### OBJECTIVE
Keep only the lines of the listing that include the word "text", and copy them.
>>
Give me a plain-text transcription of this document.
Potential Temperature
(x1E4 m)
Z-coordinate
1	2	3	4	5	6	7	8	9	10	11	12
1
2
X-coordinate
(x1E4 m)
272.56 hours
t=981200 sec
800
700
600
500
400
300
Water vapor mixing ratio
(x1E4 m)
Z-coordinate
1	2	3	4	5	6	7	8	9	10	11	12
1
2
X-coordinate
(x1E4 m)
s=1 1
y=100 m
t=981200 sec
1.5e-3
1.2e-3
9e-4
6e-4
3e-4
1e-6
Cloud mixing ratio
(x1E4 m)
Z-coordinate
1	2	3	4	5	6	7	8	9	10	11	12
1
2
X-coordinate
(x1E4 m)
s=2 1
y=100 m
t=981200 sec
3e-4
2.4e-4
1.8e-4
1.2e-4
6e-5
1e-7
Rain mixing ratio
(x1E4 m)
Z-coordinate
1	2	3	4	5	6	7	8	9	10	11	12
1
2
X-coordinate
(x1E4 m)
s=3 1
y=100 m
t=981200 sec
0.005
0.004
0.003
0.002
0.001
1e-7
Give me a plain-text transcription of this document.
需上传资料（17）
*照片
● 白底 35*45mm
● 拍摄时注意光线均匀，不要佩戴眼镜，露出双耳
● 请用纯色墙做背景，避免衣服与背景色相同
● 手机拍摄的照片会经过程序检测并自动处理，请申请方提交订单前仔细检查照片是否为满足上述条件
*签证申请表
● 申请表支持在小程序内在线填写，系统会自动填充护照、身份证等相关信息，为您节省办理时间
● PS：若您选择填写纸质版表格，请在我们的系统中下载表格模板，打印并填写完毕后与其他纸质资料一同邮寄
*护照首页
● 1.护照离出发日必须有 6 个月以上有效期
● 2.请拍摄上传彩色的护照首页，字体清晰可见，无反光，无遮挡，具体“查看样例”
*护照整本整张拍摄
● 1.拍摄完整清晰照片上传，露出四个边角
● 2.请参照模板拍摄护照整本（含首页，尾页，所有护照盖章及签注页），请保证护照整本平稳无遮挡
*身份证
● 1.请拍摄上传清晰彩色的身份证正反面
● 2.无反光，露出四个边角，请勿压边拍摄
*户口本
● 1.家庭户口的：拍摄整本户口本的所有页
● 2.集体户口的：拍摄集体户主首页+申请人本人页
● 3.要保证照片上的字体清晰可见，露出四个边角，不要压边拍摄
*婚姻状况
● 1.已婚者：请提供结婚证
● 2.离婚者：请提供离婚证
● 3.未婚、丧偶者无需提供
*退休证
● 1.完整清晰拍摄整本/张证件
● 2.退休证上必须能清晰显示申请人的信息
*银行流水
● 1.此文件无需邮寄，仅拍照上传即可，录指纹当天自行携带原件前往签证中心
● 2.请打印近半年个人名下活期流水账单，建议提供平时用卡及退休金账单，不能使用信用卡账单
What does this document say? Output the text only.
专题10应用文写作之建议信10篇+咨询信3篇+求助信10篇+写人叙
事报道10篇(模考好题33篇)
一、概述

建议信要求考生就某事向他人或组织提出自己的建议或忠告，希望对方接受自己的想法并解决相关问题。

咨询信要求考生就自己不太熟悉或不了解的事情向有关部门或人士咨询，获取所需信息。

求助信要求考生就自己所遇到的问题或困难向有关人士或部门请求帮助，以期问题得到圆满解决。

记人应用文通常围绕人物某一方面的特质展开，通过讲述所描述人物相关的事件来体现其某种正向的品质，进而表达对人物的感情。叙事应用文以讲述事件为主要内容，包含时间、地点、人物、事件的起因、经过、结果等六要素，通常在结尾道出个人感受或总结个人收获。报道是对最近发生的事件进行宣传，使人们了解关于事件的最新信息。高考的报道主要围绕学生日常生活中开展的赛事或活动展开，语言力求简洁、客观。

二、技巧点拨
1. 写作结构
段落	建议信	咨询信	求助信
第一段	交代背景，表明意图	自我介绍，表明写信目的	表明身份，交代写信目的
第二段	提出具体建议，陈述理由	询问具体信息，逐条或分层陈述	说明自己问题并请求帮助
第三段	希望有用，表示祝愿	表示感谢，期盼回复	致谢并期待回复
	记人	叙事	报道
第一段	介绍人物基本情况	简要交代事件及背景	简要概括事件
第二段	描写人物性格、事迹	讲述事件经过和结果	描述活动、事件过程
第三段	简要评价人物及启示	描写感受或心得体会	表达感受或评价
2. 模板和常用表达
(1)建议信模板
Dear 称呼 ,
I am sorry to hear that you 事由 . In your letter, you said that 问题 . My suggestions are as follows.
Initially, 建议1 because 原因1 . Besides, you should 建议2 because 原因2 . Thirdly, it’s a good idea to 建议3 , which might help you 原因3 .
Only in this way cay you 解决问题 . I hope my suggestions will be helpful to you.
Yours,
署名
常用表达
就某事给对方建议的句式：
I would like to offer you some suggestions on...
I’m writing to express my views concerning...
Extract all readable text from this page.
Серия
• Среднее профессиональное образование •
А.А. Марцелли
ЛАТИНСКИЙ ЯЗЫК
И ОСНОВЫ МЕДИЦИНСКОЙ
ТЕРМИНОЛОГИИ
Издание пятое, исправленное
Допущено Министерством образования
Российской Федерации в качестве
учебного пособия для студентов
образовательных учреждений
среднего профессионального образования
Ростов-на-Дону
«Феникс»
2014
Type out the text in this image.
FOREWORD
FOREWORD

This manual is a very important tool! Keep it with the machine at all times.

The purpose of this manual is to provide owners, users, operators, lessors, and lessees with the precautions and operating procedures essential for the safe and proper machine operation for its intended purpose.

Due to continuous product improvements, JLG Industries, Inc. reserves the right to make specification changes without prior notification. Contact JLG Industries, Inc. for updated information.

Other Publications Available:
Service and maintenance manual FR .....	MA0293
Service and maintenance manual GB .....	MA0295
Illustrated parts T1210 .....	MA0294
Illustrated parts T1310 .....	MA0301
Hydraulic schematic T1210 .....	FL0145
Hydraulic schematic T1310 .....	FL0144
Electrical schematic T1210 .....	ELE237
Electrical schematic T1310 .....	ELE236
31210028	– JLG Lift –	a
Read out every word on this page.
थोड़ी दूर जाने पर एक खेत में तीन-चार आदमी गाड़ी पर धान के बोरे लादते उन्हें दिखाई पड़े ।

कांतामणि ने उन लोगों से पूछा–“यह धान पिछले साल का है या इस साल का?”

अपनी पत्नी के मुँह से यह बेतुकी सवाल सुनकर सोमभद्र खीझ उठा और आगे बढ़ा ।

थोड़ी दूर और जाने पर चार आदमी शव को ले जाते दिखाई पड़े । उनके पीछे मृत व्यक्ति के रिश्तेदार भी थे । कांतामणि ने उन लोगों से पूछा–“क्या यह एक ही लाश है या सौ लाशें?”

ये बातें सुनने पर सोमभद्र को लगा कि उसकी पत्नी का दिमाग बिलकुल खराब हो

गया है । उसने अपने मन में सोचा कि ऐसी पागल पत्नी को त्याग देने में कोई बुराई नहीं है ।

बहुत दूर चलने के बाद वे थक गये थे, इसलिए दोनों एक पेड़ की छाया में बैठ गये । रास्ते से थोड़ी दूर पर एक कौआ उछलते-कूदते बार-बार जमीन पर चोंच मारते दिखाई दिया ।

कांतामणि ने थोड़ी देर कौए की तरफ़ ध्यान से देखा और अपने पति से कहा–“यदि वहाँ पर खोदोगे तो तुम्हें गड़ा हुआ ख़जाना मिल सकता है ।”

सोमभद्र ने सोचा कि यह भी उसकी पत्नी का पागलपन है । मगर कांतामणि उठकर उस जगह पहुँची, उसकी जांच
<<
### RESULT OF THE TASK
Give me a plain-text transcription of this document.
Give me a plain-text transcription of this document.
What does this document say? Output the text only.
Extract all readable text from this page.
Type out the text in this image.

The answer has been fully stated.